-- begin Information given --
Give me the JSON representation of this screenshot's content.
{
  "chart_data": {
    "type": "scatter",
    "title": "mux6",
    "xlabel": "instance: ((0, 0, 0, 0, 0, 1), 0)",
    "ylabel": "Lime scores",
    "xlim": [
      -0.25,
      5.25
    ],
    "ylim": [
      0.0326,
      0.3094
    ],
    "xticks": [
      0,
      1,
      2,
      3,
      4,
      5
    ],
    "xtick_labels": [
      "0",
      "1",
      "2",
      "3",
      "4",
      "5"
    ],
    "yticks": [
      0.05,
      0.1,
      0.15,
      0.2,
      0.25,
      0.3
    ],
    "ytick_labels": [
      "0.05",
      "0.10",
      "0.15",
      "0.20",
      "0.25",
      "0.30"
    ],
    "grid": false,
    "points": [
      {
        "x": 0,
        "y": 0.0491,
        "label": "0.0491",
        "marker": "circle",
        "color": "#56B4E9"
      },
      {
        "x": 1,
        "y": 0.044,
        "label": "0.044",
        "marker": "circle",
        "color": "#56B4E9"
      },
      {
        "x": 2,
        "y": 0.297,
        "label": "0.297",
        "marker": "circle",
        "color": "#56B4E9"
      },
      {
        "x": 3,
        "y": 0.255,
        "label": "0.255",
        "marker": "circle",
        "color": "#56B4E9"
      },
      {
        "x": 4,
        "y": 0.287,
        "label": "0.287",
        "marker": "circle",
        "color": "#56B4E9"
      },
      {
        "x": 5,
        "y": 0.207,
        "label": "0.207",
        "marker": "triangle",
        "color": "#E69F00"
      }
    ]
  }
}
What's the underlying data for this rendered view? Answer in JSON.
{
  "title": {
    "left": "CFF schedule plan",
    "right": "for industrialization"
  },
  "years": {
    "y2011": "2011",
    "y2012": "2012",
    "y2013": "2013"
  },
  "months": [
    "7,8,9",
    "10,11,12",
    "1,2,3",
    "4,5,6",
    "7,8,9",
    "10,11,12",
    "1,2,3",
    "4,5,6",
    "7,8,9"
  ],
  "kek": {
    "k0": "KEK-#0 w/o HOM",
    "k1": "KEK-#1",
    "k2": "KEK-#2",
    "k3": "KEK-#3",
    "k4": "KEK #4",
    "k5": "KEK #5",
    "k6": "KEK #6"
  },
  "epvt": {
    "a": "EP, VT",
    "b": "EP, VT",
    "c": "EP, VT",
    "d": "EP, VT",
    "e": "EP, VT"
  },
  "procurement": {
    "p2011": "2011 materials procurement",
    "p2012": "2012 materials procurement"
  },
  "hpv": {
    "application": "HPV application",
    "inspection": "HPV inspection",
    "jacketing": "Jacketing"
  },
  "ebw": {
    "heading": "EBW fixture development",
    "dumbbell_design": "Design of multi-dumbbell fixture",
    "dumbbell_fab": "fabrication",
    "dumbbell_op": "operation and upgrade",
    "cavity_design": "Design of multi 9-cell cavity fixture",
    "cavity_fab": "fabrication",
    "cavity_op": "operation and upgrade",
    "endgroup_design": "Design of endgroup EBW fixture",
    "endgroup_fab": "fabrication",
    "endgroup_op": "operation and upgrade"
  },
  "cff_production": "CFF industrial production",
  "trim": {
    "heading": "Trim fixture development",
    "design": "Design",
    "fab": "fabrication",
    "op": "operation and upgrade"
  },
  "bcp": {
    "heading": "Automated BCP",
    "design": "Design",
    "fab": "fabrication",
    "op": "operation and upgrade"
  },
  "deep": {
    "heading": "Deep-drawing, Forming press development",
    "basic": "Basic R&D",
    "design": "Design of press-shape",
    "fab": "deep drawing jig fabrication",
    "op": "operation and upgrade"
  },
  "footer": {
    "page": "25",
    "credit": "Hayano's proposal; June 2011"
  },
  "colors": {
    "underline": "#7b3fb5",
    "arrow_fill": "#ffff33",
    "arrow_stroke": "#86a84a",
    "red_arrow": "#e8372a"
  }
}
-- end Information given --
## Problem requirements
Give the number of lines in the data that contain "heading", with no other words.

## Complete output
4